Given request ->
Check every line of the material below for the string "right", and return the ones that have it.

Information supplied ->

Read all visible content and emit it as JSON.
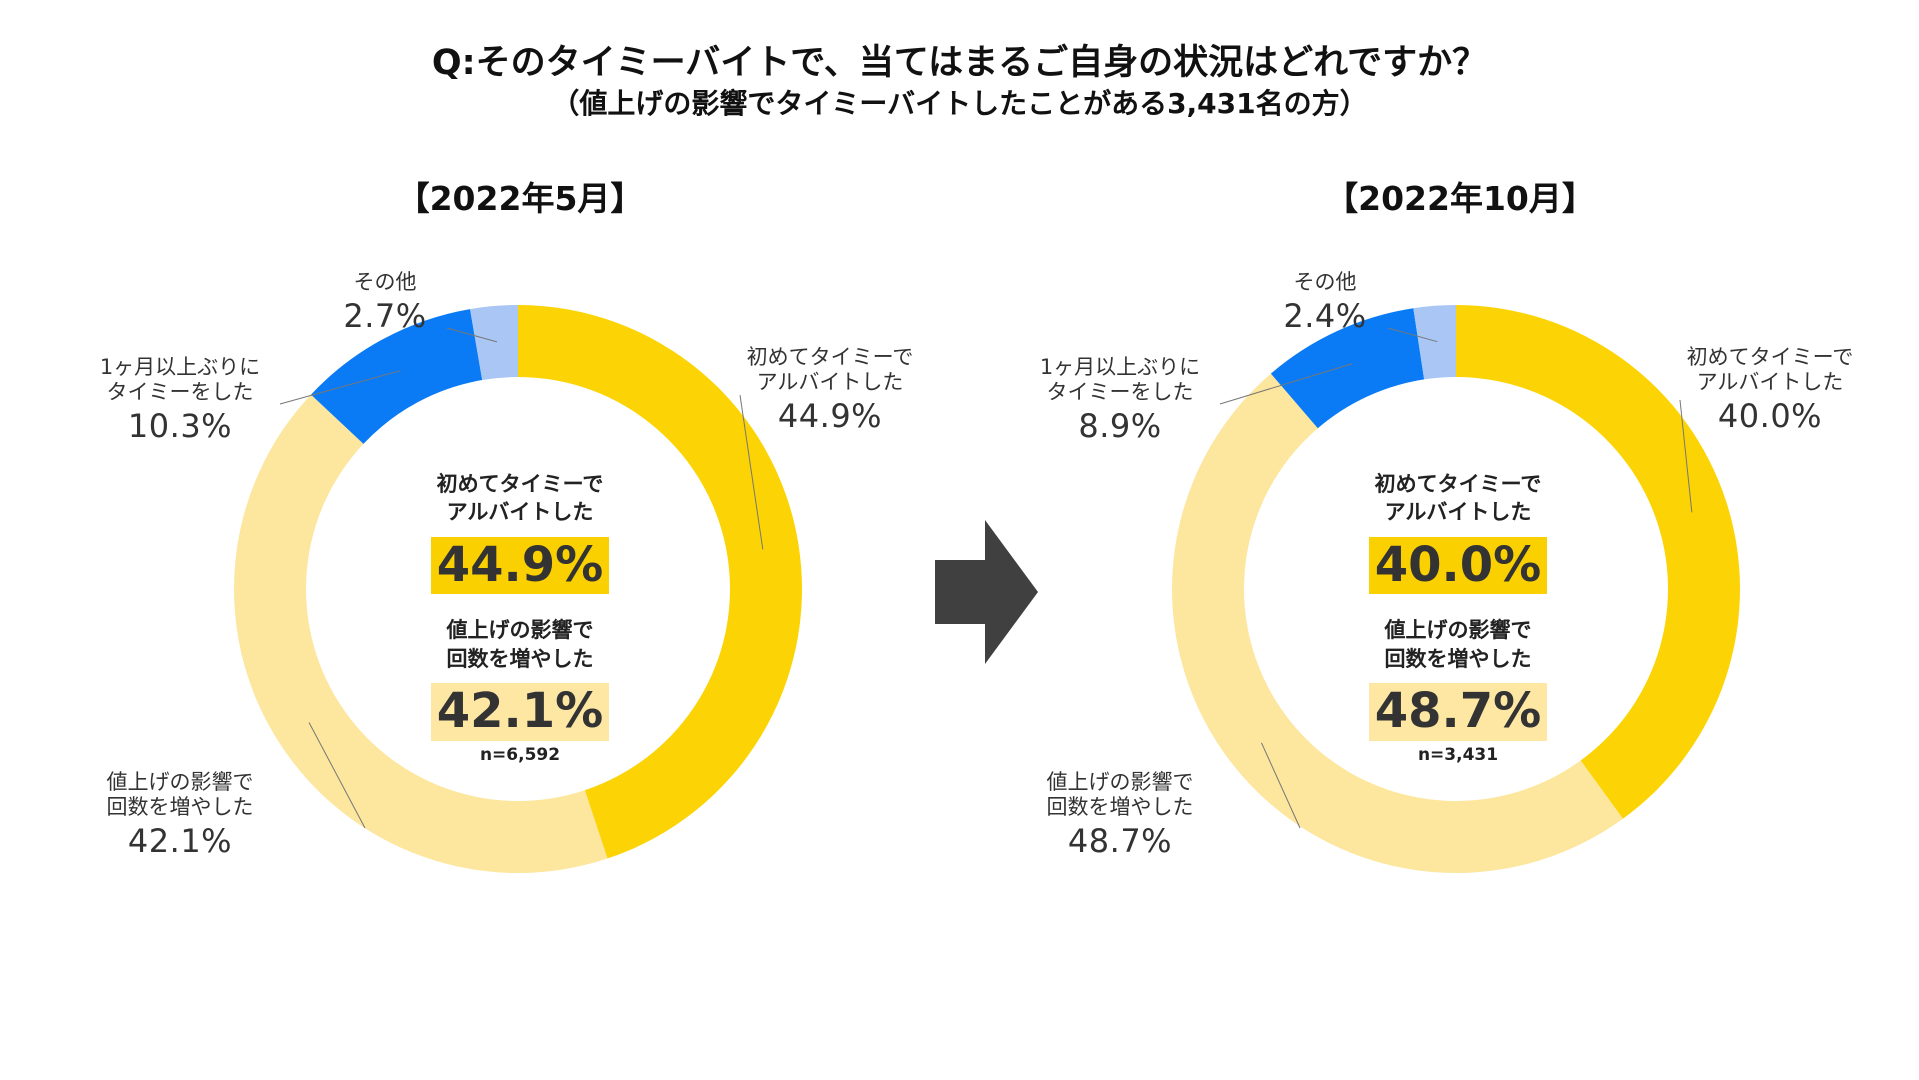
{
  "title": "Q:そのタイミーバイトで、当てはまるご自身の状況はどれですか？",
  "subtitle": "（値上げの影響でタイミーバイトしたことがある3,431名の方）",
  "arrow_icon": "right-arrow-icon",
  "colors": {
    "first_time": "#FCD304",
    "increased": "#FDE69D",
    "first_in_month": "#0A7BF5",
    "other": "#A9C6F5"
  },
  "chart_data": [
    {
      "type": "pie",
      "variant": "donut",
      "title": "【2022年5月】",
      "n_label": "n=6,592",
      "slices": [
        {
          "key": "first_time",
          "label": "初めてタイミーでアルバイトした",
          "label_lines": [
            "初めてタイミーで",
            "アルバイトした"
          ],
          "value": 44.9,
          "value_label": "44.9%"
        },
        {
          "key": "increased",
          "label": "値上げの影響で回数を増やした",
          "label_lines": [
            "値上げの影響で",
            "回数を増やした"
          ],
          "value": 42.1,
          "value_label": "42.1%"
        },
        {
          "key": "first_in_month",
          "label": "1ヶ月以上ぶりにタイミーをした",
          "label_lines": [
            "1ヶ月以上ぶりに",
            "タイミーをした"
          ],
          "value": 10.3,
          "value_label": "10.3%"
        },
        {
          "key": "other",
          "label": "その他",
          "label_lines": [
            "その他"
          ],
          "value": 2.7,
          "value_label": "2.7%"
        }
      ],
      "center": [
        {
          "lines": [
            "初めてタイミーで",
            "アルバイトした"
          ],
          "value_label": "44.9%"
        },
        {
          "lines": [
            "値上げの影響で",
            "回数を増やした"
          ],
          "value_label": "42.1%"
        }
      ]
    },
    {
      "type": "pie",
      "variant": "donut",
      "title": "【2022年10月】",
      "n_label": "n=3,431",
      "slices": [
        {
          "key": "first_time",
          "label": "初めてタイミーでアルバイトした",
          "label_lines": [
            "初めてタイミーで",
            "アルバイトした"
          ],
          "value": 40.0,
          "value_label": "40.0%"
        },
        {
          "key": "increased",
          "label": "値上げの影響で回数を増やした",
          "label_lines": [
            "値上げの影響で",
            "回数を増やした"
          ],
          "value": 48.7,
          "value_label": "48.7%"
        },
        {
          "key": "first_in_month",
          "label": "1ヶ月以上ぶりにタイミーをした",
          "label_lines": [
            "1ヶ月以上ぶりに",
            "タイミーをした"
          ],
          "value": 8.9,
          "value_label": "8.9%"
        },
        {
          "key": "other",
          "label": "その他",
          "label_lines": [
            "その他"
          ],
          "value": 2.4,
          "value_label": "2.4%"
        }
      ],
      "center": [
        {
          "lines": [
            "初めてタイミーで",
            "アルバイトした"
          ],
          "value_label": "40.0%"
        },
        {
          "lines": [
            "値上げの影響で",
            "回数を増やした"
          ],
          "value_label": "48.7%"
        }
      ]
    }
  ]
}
==
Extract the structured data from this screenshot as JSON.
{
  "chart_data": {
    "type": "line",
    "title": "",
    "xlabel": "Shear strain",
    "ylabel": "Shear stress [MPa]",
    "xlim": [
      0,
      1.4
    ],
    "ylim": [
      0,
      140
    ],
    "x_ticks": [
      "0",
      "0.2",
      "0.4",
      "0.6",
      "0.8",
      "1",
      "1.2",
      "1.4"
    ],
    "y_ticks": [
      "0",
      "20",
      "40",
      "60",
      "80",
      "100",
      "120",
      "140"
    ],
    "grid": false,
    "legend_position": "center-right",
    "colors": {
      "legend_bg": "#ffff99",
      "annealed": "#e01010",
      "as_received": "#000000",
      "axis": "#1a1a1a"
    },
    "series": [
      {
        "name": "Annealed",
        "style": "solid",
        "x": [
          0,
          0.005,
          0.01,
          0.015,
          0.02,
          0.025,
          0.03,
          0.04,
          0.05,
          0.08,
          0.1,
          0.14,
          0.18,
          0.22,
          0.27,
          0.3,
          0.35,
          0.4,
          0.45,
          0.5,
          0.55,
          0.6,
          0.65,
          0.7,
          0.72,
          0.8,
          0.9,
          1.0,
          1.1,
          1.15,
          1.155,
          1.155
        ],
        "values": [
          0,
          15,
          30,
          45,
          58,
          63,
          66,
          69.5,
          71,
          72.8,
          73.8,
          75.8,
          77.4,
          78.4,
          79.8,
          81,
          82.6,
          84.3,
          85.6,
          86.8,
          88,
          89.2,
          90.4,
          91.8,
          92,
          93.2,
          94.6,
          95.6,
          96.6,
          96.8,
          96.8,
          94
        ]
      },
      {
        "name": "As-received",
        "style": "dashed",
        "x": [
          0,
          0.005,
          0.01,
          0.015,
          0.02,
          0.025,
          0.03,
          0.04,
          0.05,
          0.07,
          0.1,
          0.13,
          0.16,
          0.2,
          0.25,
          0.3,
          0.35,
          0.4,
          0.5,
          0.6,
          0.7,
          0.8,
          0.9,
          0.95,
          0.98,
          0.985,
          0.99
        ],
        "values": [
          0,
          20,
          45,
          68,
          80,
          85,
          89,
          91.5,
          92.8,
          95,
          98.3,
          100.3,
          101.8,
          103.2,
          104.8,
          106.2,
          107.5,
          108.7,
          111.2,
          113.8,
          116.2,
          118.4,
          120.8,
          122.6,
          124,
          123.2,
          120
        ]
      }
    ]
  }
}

Exercise response ->
  "arrow_icon": "right-arrow-icon",
    "legend_position": "center-right",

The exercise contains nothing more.